(WRITTEN REQUEST): Give the listing below again in full, exactly as written.

(PROVIDED DATA):
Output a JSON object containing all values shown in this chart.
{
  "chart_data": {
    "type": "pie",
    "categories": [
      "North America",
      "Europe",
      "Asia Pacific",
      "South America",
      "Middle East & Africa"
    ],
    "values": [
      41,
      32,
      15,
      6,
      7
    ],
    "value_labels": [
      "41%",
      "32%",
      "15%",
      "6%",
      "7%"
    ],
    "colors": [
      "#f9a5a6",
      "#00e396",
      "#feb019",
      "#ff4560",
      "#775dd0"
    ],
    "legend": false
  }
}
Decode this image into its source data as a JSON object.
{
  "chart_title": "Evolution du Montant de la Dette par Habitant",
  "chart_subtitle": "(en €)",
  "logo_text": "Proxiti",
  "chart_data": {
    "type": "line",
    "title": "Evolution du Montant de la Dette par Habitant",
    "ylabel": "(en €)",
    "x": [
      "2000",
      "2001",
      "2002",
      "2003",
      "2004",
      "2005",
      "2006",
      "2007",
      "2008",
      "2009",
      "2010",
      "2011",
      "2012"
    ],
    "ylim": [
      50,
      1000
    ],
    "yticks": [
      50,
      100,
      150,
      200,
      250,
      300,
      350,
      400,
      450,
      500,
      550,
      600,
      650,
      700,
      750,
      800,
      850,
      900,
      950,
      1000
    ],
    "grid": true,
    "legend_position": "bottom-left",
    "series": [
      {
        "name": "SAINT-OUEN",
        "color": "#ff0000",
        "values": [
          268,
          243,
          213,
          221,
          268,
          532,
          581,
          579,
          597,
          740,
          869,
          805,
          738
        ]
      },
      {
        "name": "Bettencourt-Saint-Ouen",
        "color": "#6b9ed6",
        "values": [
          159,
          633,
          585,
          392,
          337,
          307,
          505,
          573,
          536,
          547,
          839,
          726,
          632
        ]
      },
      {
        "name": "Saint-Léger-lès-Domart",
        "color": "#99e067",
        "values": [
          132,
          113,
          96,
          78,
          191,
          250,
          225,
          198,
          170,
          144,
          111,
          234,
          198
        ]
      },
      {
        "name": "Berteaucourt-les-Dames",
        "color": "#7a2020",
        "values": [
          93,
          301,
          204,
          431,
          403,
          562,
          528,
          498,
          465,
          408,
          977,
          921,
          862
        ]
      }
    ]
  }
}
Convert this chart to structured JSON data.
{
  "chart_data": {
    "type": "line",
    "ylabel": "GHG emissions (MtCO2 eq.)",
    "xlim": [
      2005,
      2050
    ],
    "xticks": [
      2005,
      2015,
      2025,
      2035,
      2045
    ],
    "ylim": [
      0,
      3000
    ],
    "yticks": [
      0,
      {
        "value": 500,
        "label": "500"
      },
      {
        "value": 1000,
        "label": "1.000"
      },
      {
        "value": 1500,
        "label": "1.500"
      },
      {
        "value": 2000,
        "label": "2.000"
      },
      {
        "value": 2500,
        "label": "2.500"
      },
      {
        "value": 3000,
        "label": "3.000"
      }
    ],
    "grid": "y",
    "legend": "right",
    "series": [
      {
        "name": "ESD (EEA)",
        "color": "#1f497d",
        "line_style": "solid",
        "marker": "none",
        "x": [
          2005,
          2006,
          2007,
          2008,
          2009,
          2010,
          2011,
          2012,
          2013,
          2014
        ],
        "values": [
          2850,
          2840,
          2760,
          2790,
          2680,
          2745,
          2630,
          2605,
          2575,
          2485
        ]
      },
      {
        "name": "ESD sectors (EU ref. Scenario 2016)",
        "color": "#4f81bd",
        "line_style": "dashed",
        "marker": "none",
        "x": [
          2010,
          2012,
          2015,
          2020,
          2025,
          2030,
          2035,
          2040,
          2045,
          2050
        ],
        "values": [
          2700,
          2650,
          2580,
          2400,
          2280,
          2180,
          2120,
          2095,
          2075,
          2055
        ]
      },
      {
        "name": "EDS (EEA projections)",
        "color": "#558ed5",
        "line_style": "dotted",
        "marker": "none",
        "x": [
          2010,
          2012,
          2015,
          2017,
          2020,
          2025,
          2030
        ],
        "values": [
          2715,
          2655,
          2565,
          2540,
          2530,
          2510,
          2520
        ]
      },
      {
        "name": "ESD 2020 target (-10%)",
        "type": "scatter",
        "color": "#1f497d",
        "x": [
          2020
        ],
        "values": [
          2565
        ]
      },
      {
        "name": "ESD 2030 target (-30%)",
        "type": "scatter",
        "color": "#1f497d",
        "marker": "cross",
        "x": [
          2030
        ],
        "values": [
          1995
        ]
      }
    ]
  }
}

(ANSWER TO THE PROBLEM):
Output a JSON object containing all values shown in this chart.
{
  "chart_data": {
    "type": "pie",
    "categories": [
      "North America",
      "Europe",
      "Asia Pacific",
      "South America",
      "Middle East & Africa"
    ],
    "values": [
      41,
      32,
      15,
      6,
      7
    ],
    "value_labels": [
      "41%",
      "32%",
      "15%",
      "6%",
      "7%"
    ],
    "colors": [
      "#f9a5a6",
      "#00e396",
      "#feb019",
      "#ff4560",
      "#775dd0"
    ],
    "legend": false
  }
}
Decode this image into its source data as a JSON object.
{
  "chart_title": "Evolution du Montant de la Dette par Habitant",
  "chart_subtitle": "(en €)",
  "logo_text": "Proxiti",
  "chart_data": {
    "type": "line",
    "title": "Evolution du Montant de la Dette par Habitant",
    "ylabel": "(en €)",
    "x": [
      "2000",
      "2001",
      "2002",
      "2003",
      "2004",
      "2005",
      "2006",
      "2007",
      "2008",
      "2009",
      "2010",
      "2011",
      "2012"
    ],
    "ylim": [
      50,
      1000
    ],
    "yticks": [
      50,
      100,
      150,
      200,
      250,
      300,
      350,
      400,
      450,
      500,
      550,
      600,
      650,
      700,
      750,
      800,
      850,
      900,
      950,
      1000
    ],
    "grid": true,
    "legend_position": "bottom-left",
    "series": [
      {
        "name": "SAINT-OUEN",
        "color": "#ff0000",
        "values": [
          268,
          243,
          213,
          221,
          268,
          532,
          581,
          579,
          597,
          740,
          869,
          805,
          738
        ]
      },
      {
        "name": "Bettencourt-Saint-Ouen",
        "color": "#6b9ed6",
        "values": [
          159,
          633,
          585,
          392,
          337,
          307,
          505,
          573,
          536,
          547,
          839,
          726,
          632
        ]
      },
      {
        "name": "Saint-Léger-lès-Domart",
        "color": "#99e067",
        "values": [
          132,
          113,
          96,
          78,
          191,
          250,
          225,
          198,
          170,
          144,
          111,
          234,
          198
        ]
      },
      {
        "name": "Berteaucourt-les-Dames",
        "color": "#7a2020",
        "values": [
          93,
          301,
          204,
          431,
          403,
          562,
          528,
          498,
          465,
          408,
          977,
          921,
          862
        ]
      }
    ]
  }
}
Convert this chart to structured JSON data.
{
  "chart_data": {
    "type": "line",
    "ylabel": "GHG emissions (MtCO2 eq.)",
    "xlim": [
      2005,
      2050
    ],
    "xticks": [
      2005,
      2015,
      2025,
      2035,
      2045
    ],
    "ylim": [
      0,
      3000
    ],
    "yticks": [
      0,
      {
        "value": 500,
        "label": "500"
      },
      {
        "value": 1000,
        "label": "1.000"
      },
      {
        "value": 1500,
        "label": "1.500"
      },
      {
        "value": 2000,
        "label": "2.000"
      },
      {
        "value": 2500,
        "label": "2.500"
      },
      {
        "value": 3000,
        "label": "3.000"
      }
    ],
    "grid": "y",
    "legend": "right",
    "series": [
      {
        "name": "ESD (EEA)",
        "color": "#1f497d",
        "line_style": "solid",
        "marker": "none",
        "x": [
          2005,
          2006,
          2007,
          2008,
          2009,
          2010,
          2011,
          2012,
          2013,
          2014
        ],
        "values": [
          2850,
          2840,
          2760,
          2790,
          2680,
          2745,
          2630,
          2605,
          2575,
          2485
        ]
      },
      {
        "name": "ESD sectors (EU ref. Scenario 2016)",
        "color": "#4f81bd",
        "line_style": "dashed",
        "marker": "none",
        "x": [
          2010,
          2012,
          2015,
          2020,
          2025,
          2030,
          2035,
          2040,
          2045,
          2050
        ],
        "values": [
          2700,
          2650,
          2580,
          2400,
          2280,
          2180,
          2120,
          2095,
          2075,
          2055
        ]
      },
      {
        "name": "EDS (EEA projections)",
        "color": "#558ed5",
        "line_style": "dotted",
        "marker": "none",
        "x": [
          2010,
          2012,
          2015,
          2017,
          2020,
          2025,
          2030
        ],
        "values": [
          2715,
          2655,
          2565,
          2540,
          2530,
          2510,
          2520
        ]
      },
      {
        "name": "ESD 2020 target (-10%)",
        "type": "scatter",
        "color": "#1f497d",
        "x": [
          2020
        ],
        "values": [
          2565
        ]
      },
      {
        "name": "ESD 2030 target (-30%)",
        "type": "scatter",
        "color": "#1f497d",
        "marker": "cross",
        "x": [
          2030
        ],
        "values": [
          1995
        ]
      }
    ]
  }
}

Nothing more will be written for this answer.